* Start Raw records *
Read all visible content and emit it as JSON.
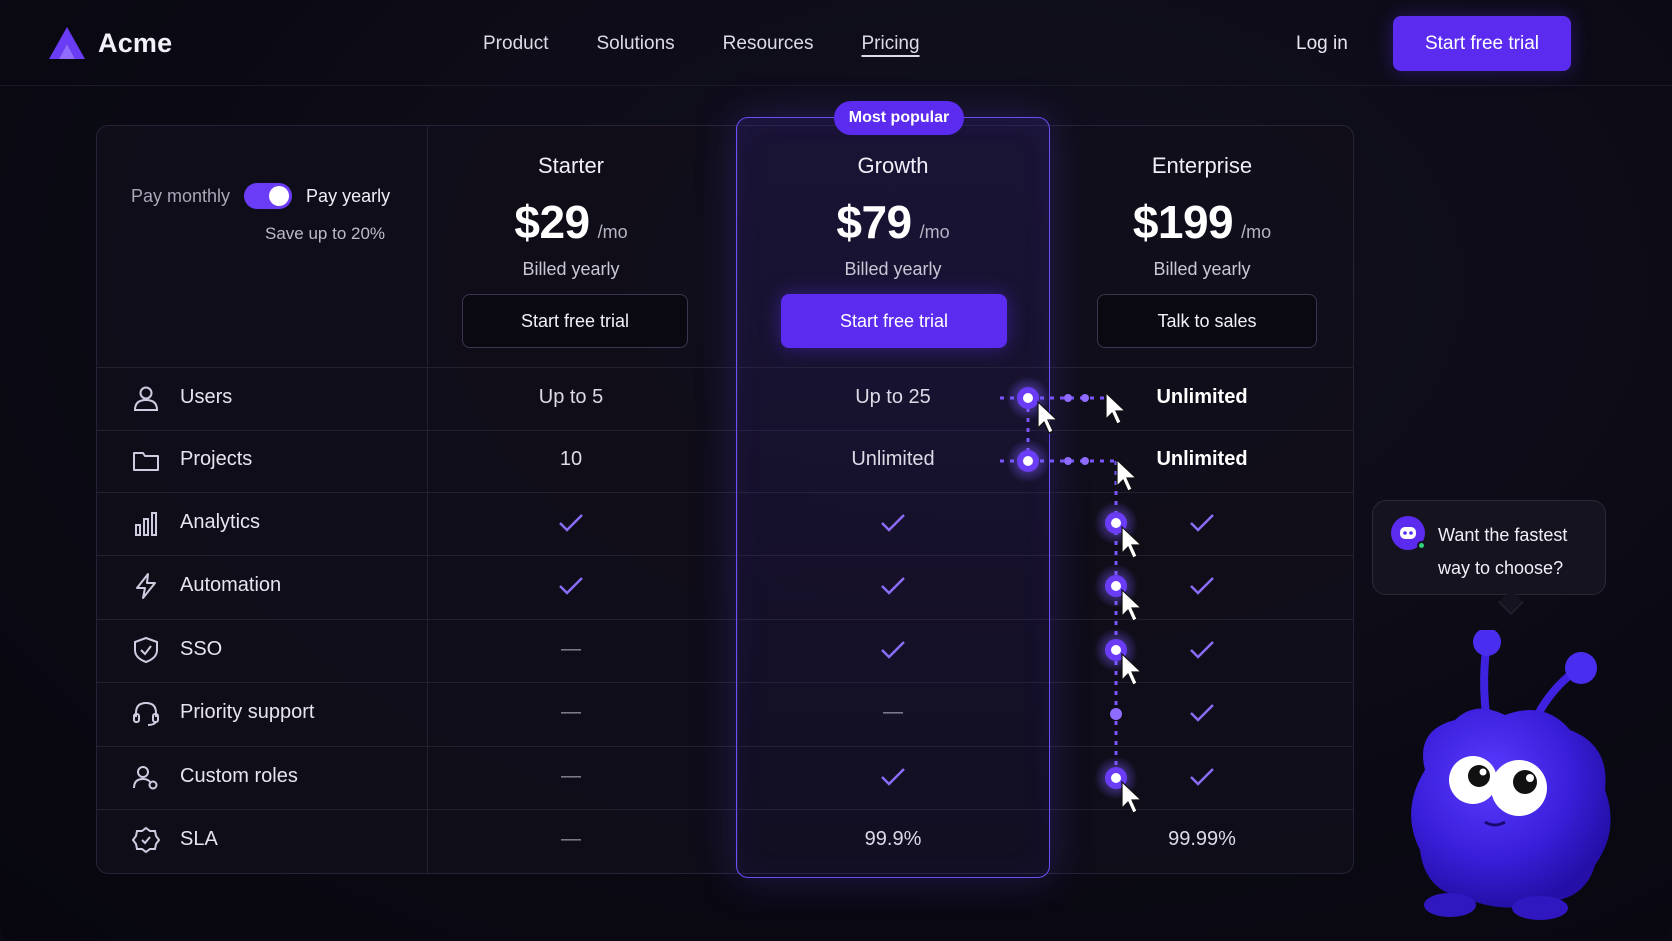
{
  "nav": {
    "brand": "Acme",
    "links": [
      "Product",
      "Solutions",
      "Resources",
      "Pricing"
    ],
    "active_link": "Pricing",
    "login": "Log in",
    "cta": "Start free trial"
  },
  "billing": {
    "monthly_label": "Pay monthly",
    "yearly_label": "Pay yearly",
    "yearly_selected": true,
    "save_note": "Save up to 20%"
  },
  "plans": [
    {
      "name": "Starter",
      "price": "$29",
      "period": "/mo",
      "billed": "Billed yearly",
      "button": "Start free trial"
    },
    {
      "name": "Growth",
      "price": "$79",
      "period": "/mo",
      "billed": "Billed yearly",
      "button": "Start free trial",
      "badge": "Most popular"
    },
    {
      "name": "Enterprise",
      "price": "$199",
      "period": "/mo",
      "billed": "Billed yearly",
      "button": "Talk to sales"
    }
  ],
  "features": [
    {
      "name": "Users",
      "icon": "user-icon",
      "values": [
        "Up to 5",
        "Up to 25",
        "Unlimited"
      ]
    },
    {
      "name": "Projects",
      "icon": "folder-icon",
      "values": [
        "10",
        "Unlimited",
        "Unlimited"
      ]
    },
    {
      "name": "Analytics",
      "icon": "bar-chart-icon",
      "values": [
        "check",
        "check",
        "check"
      ]
    },
    {
      "name": "Automation",
      "icon": "lightning-icon",
      "values": [
        "check",
        "check",
        "check"
      ]
    },
    {
      "name": "SSO",
      "icon": "shield-check-icon",
      "values": [
        "dash",
        "check",
        "check"
      ]
    },
    {
      "name": "Priority support",
      "icon": "headset-icon",
      "values": [
        "dash",
        "dash",
        "check"
      ]
    },
    {
      "name": "Custom roles",
      "icon": "users-gear-icon",
      "values": [
        "dash",
        "check",
        "check"
      ]
    },
    {
      "name": "SLA",
      "icon": "badge-check-icon",
      "values": [
        "dash",
        "99.9%",
        "99.99%"
      ]
    }
  ],
  "symbols": {
    "check": "✓",
    "dash": "—"
  },
  "chat": {
    "message": "Want the fastest way to choose?"
  },
  "colors": {
    "accent": "#5b2cf0",
    "check": "#8b6cf7",
    "online": "#2fd27a"
  }
}
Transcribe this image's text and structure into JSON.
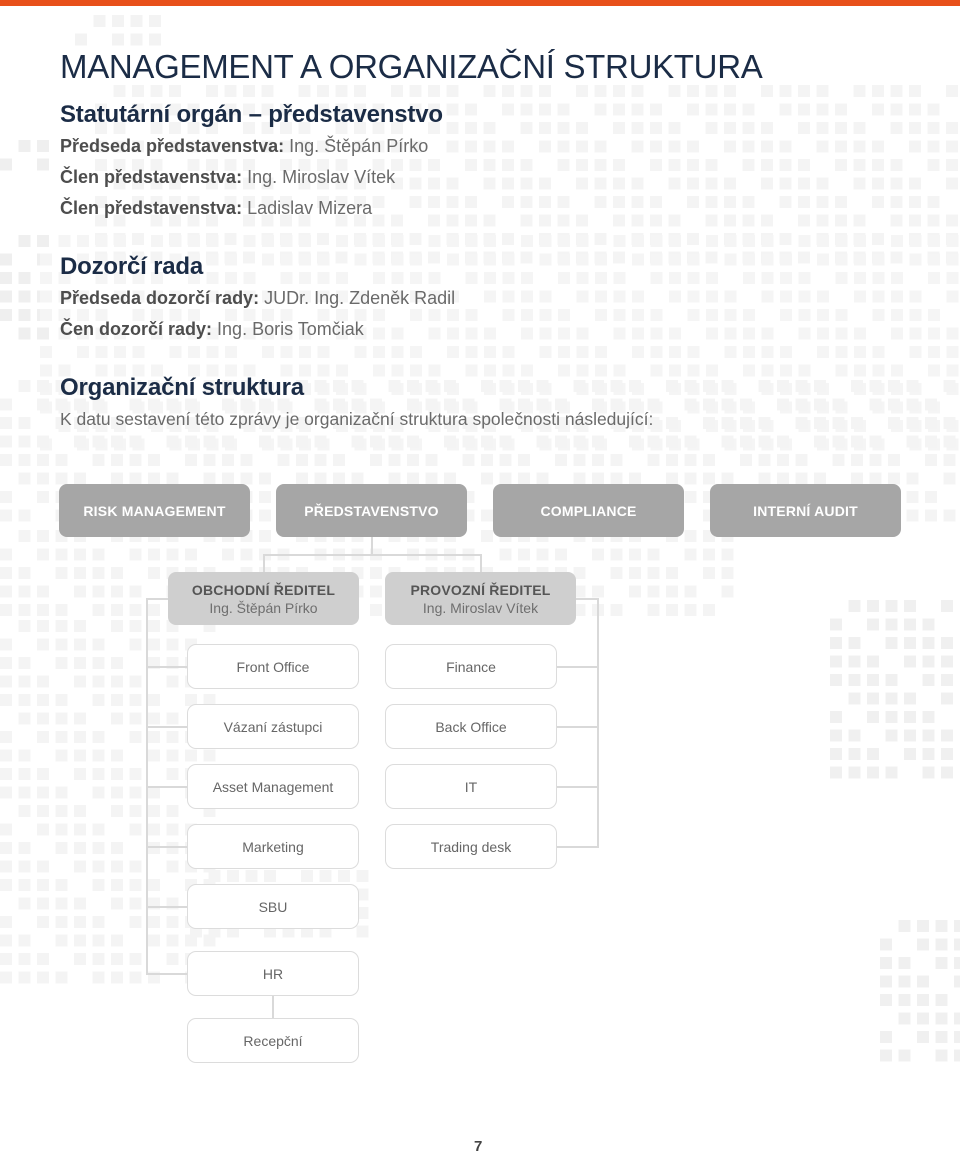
{
  "colors": {
    "accent_bar": "#e8501a",
    "heading": "#1b2c46",
    "top_box": "#a6a6a6",
    "director_box": "#cfcfcf"
  },
  "page": {
    "title": "MANAGEMENT A ORGANIZAČNÍ STRUKTURA",
    "page_number": "7"
  },
  "board": {
    "heading": "Statutární orgán – představenstvo",
    "members": [
      {
        "role": "Předseda představenstva:",
        "name": "Ing. Štěpán Pírko"
      },
      {
        "role": "Člen představenstva:",
        "name": "Ing. Miroslav Vítek"
      },
      {
        "role": "Člen představenstva:",
        "name": "Ladislav Mizera"
      }
    ]
  },
  "supervisory": {
    "heading": "Dozorčí rada",
    "members": [
      {
        "role": "Předseda dozorčí rady:",
        "name": "JUDr. Ing. Zdeněk Radil"
      },
      {
        "role": "Čen dozorčí rady:",
        "name": "Ing. Boris Tomčiak"
      }
    ]
  },
  "org": {
    "heading": "Organizační struktura",
    "intro": "K datu sestavení této zprávy je organizační struktura společnosti následující:",
    "top_units": [
      "RISK MANAGEMENT",
      "PŘEDSTAVENSTVO",
      "COMPLIANCE",
      "INTERNÍ AUDIT"
    ],
    "directors": [
      {
        "title": "OBCHODNÍ ŘEDITEL",
        "name": "Ing. Štěpán Pírko",
        "departments": [
          "Front Office",
          "Vázaní zástupci",
          "Asset Management",
          "Marketing",
          "SBU",
          "HR",
          "Recepční"
        ]
      },
      {
        "title": "PROVOZNÍ ŘEDITEL",
        "name": "Ing. Miroslav Vítek",
        "departments": [
          "Finance",
          "Back Office",
          "IT",
          "Trading desk"
        ]
      }
    ]
  }
}
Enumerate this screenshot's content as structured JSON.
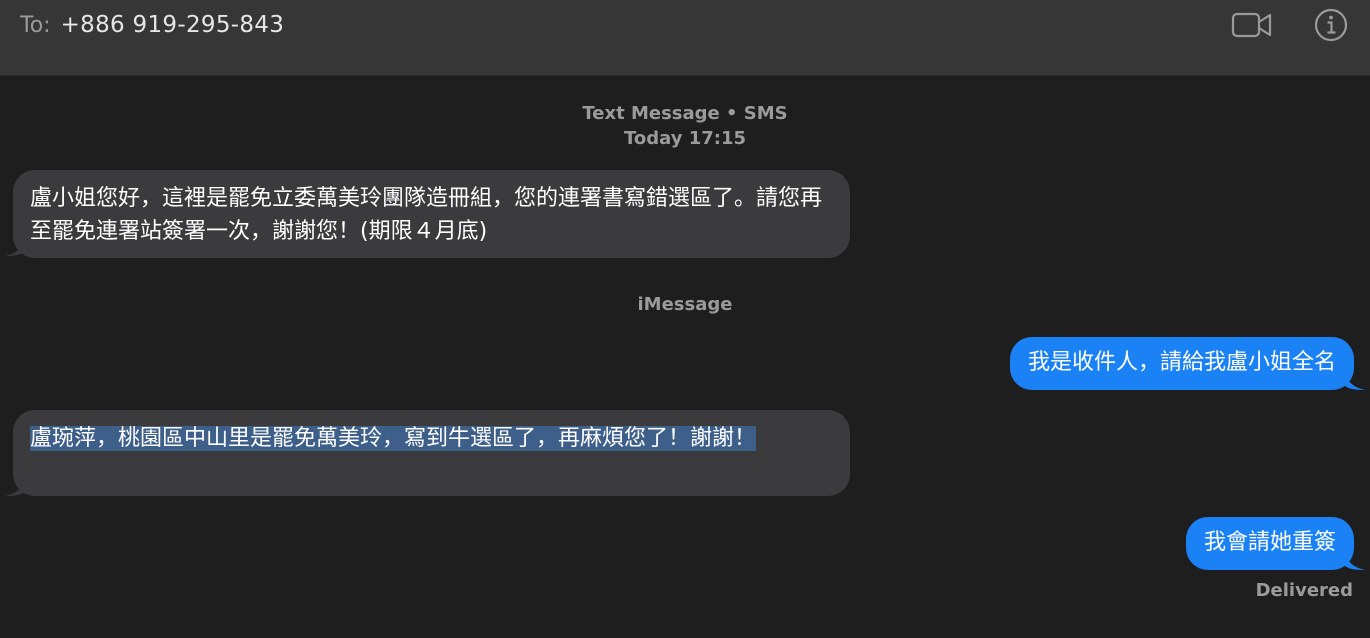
{
  "header": {
    "to_label": "To:",
    "recipient": "+886 919-295-843",
    "video_icon": "video-camera-icon",
    "info_icon": "info-icon"
  },
  "transcript": {
    "service_label": "Text Message • SMS",
    "timestamp": "Today 17:15",
    "imessage_label": "iMessage",
    "messages": [
      {
        "direction": "incoming",
        "text": "盧小姐您好，這裡是罷免立委萬美玲團隊造冊組，您的連署書寫錯選區了。請您再至罷免連署站簽署一次，謝謝您！(期限４月底)"
      },
      {
        "direction": "outgoing",
        "text": "我是收件人，請給我盧小姐全名"
      },
      {
        "direction": "incoming",
        "text": "盧琬萍，桃園區中山里是罷免萬美玲，寫到牛選區了，再麻煩您了！謝謝！",
        "selected": true
      },
      {
        "direction": "outgoing",
        "text": "我會請她重簽"
      }
    ],
    "status": "Delivered"
  },
  "colors": {
    "header_bg": "#363636",
    "background": "#1e1e1e",
    "incoming_bubble": "#3b3b3d",
    "outgoing_bubble": "#1b82f5",
    "selection_highlight": "#3d5f8a",
    "meta_text": "#9b9b9b"
  }
}
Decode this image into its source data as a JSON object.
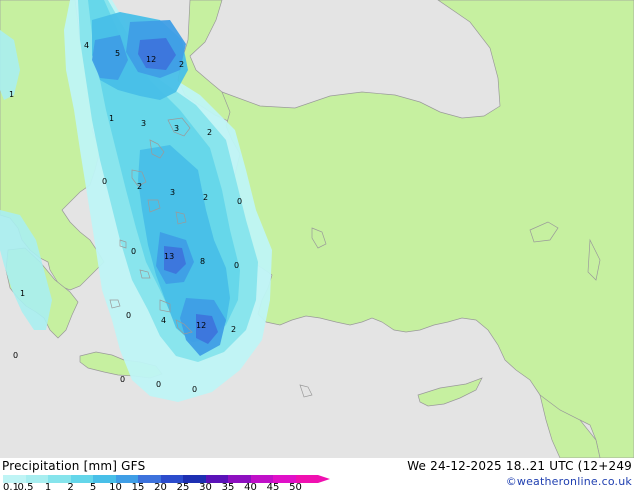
{
  "header": {
    "title": "Precipitation [mm]  GFS",
    "valid_time": "We 24-12-2025 18..21 UTC (12+249",
    "credit": "©weatheronline.co.uk"
  },
  "legend": {
    "levels": [
      {
        "label": "0.1",
        "color": "#bff4f5"
      },
      {
        "label": "0.5",
        "color": "#a8eef0"
      },
      {
        "label": "1",
        "color": "#86e4ec"
      },
      {
        "label": "2",
        "color": "#64d6ea"
      },
      {
        "label": "5",
        "color": "#48bfe8"
      },
      {
        "label": "10",
        "color": "#3f9ee6"
      },
      {
        "label": "15",
        "color": "#3d72dc"
      },
      {
        "label": "20",
        "color": "#2c4ccc"
      },
      {
        "label": "25",
        "color": "#1d2fb2"
      },
      {
        "label": "30",
        "color": "#5a12b8"
      },
      {
        "label": "35",
        "color": "#8e10c0"
      },
      {
        "label": "40",
        "color": "#c010c8"
      },
      {
        "label": "45",
        "color": "#e010c8"
      },
      {
        "label": "50",
        "color": "#f010b0"
      }
    ]
  },
  "map": {
    "land_color": "#c6f0a0",
    "sea_color": "#e4e4e4",
    "border_color": "#a0a0a0",
    "values": [
      {
        "text": "4"
      },
      {
        "text": "5"
      },
      {
        "text": "12"
      },
      {
        "text": "2"
      },
      {
        "text": "1"
      },
      {
        "text": "1"
      },
      {
        "text": "3"
      },
      {
        "text": "3"
      },
      {
        "text": "2"
      },
      {
        "text": "0"
      },
      {
        "text": "2"
      },
      {
        "text": "3"
      },
      {
        "text": "2"
      },
      {
        "text": "0"
      },
      {
        "text": "0"
      },
      {
        "text": "13"
      },
      {
        "text": "8"
      },
      {
        "text": "0"
      },
      {
        "text": "1"
      },
      {
        "text": "0"
      },
      {
        "text": "4"
      },
      {
        "text": "12"
      },
      {
        "text": "2"
      },
      {
        "text": "0"
      },
      {
        "text": "0"
      },
      {
        "text": "0"
      },
      {
        "text": "0"
      }
    ]
  }
}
* End Raw records *
Copy each line exactly, and leave the pictures out of your copy.

- Written solution:
Read all visible content and emit it as JSON.
{
  "nav": {
    "brand": "Acme",
    "links": [
      "Product",
      "Solutions",
      "Resources",
      "Pricing"
    ],
    "active_link": "Pricing",
    "login": "Log in",
    "cta": "Start free trial"
  },
  "billing": {
    "monthly_label": "Pay monthly",
    "yearly_label": "Pay yearly",
    "yearly_selected": true,
    "save_note": "Save up to 20%"
  },
  "plans": [
    {
      "name": "Starter",
      "price": "$29",
      "period": "/mo",
      "billed": "Billed yearly",
      "button": "Start free trial"
    },
    {
      "name": "Growth",
      "price": "$79",
      "period": "/mo",
      "billed": "Billed yearly",
      "button": "Start free trial",
      "badge": "Most popular"
    },
    {
      "name": "Enterprise",
      "price": "$199",
      "period": "/mo",
      "billed": "Billed yearly",
      "button": "Talk to sales"
    }
  ],
  "features": [
    {
      "name": "Users",
      "icon": "user-icon",
      "values": [
        "Up to 5",
        "Up to 25",
        "Unlimited"
      ]
    },
    {
      "name": "Projects",
      "icon": "folder-icon",
      "values": [
        "10",
        "Unlimited",
        "Unlimited"
      ]
    },
    {
      "name": "Analytics",
      "icon": "bar-chart-icon",
      "values": [
        "check",
        "check",
        "check"
      ]
    },
    {
      "name": "Automation",
      "icon": "lightning-icon",
      "values": [
        "check",
        "check",
        "check"
      ]
    },
    {
      "name": "SSO",
      "icon": "shield-check-icon",
      "values": [
        "dash",
        "check",
        "check"
      ]
    },
    {
      "name": "Priority support",
      "icon": "headset-icon",
      "values": [
        "dash",
        "dash",
        "check"
      ]
    },
    {
      "name": "Custom roles",
      "icon": "users-gear-icon",
      "values": [
        "dash",
        "check",
        "check"
      ]
    },
    {
      "name": "SLA",
      "icon": "badge-check-icon",
      "values": [
        "dash",
        "99.9%",
        "99.99%"
      ]
    }
  ],
  "symbols": {
    "check": "✓",
    "dash": "—"
  },
  "chat": {
    "message": "Want the fastest way to choose?"
  },
  "colors": {
    "accent": "#5b2cf0",
    "check": "#8b6cf7",
    "online": "#2fd27a"
  }
}
Transcribe this image's text and structure into JSON.
{
  "colors": {
    "accent_bar": "#e8501a",
    "heading": "#1b2c46",
    "top_box": "#a6a6a6",
    "director_box": "#cfcfcf"
  },
  "page": {
    "title": "MANAGEMENT A ORGANIZAČNÍ STRUKTURA",
    "page_number": "7"
  },
  "board": {
    "heading": "Statutární orgán – představenstvo",
    "members": [
      {
        "role": "Předseda představenstva:",
        "name": "Ing. Štěpán Pírko"
      },
      {
        "role": "Člen představenstva:",
        "name": "Ing. Miroslav Vítek"
      },
      {
        "role": "Člen představenstva:",
        "name": "Ladislav Mizera"
      }
    ]
  },
  "supervisory": {
    "heading": "Dozorčí rada",
    "members": [
      {
        "role": "Předseda dozorčí rady:",
        "name": "JUDr. Ing. Zdeněk Radil"
      },
      {
        "role": "Čen dozorčí rady:",
        "name": "Ing. Boris Tomčiak"
      }
    ]
  },
  "org": {
    "heading": "Organizační struktura",
    "intro": "K datu sestavení této zprávy je organizační struktura společnosti následující:",
    "top_units": [
      "RISK MANAGEMENT",
      "PŘEDSTAVENSTVO",
      "COMPLIANCE",
      "INTERNÍ AUDIT"
    ],
    "directors": [
      {
        "title": "OBCHODNÍ ŘEDITEL",
        "name": "Ing. Štěpán Pírko",
        "departments": [
          "Front Office",
          "Vázaní zástupci",
          "Asset Management",
          "Marketing",
          "SBU",
          "HR",
          "Recepční"
        ]
      },
      {
        "title": "PROVOZNÍ ŘEDITEL",
        "name": "Ing. Miroslav Vítek",
        "departments": [
          "Finance",
          "Back Office",
          "IT",
          "Trading desk"
        ]
      }
    ]
  }
}
Enumerate this screenshot's content as structured JSON.
{
  "header": {
    "to_label": "To:",
    "recipient": "+886 919-295-843",
    "video_icon": "video-camera-icon",
    "info_icon": "info-icon"
  },
  "transcript": {
    "service_label": "Text Message • SMS",
    "timestamp": "Today 17:15",
    "imessage_label": "iMessage",
    "messages": [
      {
        "direction": "incoming",
        "text": "盧小姐您好，這裡是罷免立委萬美玲團隊造冊組，您的連署書寫錯選區了。請您再至罷免連署站簽署一次，謝謝您！(期限４月底)"
      },
      {
        "direction": "outgoing",
        "text": "我是收件人，請給我盧小姐全名"
      },
      {
        "direction": "incoming",
        "text": "盧琬萍，桃園區中山里是罷免萬美玲，寫到牛選區了，再麻煩您了！謝謝！",
        "selected": true
      },
      {
        "direction": "outgoing",
        "text": "我會請她重簽"
      }
    ],
    "status": "Delivered"
  },
  "colors": {
    "header_bg": "#363636",
    "background": "#1e1e1e",
    "incoming_bubble": "#3b3b3d",
    "outgoing_bubble": "#1b82f5",
    "selection_highlight": "#3d5f8a",
    "meta_text": "#9b9b9b"
  }
}
Decode this image into its source data as a JSON object.
{
  "header": {
    "title": "Precipitation [mm]  GFS",
    "valid_time": "We 24-12-2025 18..21 UTC (12+249",
    "credit": "©weatheronline.co.uk"
  },
  "legend": {
    "levels": [
      {
        "label": "0.1",
        "color": "#bff4f5"
      },
      {
        "label": "0.5",
        "color": "#a8eef0"
      },
      {
        "label": "1",
        "color": "#86e4ec"
      },
      {
        "label": "2",
        "color": "#64d6ea"
      },
      {
        "label": "5",
        "color": "#48bfe8"
      },
      {
        "label": "10",
        "color": "#3f9ee6"
      },
      {
        "label": "15",
        "color": "#3d72dc"
      },
      {
        "label": "20",
        "color": "#2c4ccc"
      },
      {
        "label": "25",
        "color": "#1d2fb2"
      },
      {
        "label": "30",
        "color": "#5a12b8"
      },
      {
        "label": "35",
        "color": "#8e10c0"
      },
      {
        "label": "40",
        "color": "#c010c8"
      },
      {
        "label": "45",
        "color": "#e010c8"
      },
      {
        "label": "50",
        "color": "#f010b0"
      }
    ]
  },
  "map": {
    "land_color": "#c6f0a0",
    "sea_color": "#e4e4e4",
    "border_color": "#a0a0a0",
    "values": [
      {
        "text": "4"
      },
      {
        "text": "5"
      },
      {
        "text": "12"
      },
      {
        "text": "2"
      },
      {
        "text": "1"
      },
      {
        "text": "1"
      },
      {
        "text": "3"
      },
      {
        "text": "3"
      },
      {
        "text": "2"
      },
      {
        "text": "0"
      },
      {
        "text": "2"
      },
      {
        "text": "3"
      },
      {
        "text": "2"
      },
      {
        "text": "0"
      },
      {
        "text": "0"
      },
      {
        "text": "13"
      },
      {
        "text": "8"
      },
      {
        "text": "0"
      },
      {
        "text": "1"
      },
      {
        "text": "0"
      },
      {
        "text": "4"
      },
      {
        "text": "12"
      },
      {
        "text": "2"
      },
      {
        "text": "0"
      },
      {
        "text": "0"
      },
      {
        "text": "0"
      },
      {
        "text": "0"
      }
    ]
  }
}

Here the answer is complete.